- Document text -
********************

“RestOfTheDrumTracks/DeadDrum” C30
(Uuhngreh Schpuggenuh)

At the recent Grammy Award ceremony, Kanye West said some remarkably stupid things about Beck winning Album of the Year over Beyoncé. Before you say “Who gives a big fat crap about the Grammys, or what Kanye West said at them?,” hold on, buckaroo! This isn’t about Kanye West in the slightest. This is about Kaleidoscope Death, a fucko-noise-folk butt-punk combo from North Carolina. They’ve released a kind of double-EP on B-more label Uuhngreh Schpuggenuh (and I canNOT believe I had to type that). It’s the one I’m reviewing right now. Check out the name above, and the link below. And then GET OFF MY BACK.

********************

- Information provided -
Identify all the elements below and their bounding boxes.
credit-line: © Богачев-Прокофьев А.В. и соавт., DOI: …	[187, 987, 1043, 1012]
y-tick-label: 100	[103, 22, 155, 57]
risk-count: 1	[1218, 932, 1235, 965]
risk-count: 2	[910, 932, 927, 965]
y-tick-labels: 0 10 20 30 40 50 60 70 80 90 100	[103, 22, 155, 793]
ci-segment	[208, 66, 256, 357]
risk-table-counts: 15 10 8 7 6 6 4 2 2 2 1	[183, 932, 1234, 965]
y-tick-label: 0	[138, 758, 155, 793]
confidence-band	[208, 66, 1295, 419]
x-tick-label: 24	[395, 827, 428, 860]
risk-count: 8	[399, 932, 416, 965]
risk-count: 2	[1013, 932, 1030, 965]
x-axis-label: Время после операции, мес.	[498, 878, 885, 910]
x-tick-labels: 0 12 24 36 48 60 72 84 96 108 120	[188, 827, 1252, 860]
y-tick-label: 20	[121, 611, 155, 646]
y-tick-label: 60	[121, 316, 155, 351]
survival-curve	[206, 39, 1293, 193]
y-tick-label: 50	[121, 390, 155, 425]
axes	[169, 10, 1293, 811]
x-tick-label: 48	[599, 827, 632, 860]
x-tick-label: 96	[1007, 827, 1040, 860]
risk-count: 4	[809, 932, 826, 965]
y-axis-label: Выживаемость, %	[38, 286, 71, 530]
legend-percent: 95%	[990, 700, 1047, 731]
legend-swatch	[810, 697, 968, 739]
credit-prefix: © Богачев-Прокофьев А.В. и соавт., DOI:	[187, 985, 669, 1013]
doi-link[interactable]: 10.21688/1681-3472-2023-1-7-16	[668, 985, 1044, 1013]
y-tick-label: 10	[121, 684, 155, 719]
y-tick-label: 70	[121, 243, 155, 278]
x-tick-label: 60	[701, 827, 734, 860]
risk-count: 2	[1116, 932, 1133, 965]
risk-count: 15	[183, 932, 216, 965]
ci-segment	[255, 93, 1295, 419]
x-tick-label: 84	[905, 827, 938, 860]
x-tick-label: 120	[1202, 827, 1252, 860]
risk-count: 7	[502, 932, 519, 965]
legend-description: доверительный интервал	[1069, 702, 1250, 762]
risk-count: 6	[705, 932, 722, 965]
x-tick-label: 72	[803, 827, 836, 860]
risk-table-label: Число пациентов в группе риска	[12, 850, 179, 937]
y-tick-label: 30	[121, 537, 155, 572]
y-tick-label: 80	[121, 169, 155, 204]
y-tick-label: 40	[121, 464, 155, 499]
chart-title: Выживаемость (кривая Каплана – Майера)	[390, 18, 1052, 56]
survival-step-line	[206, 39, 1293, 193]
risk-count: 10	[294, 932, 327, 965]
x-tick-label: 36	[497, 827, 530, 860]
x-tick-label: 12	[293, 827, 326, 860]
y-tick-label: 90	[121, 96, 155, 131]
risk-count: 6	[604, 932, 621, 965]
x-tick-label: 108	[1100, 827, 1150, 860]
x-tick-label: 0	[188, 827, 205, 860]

********************

- Exercise -
Answer these from the review:
1. Who won Album of the Year over Beyoncé?
2. Where is Kaleidoscope Death from?
3. What label released the double-EP?

- Task response -
1. Beck
2. North Carolina
3. Uuhngreh Schpuggenuh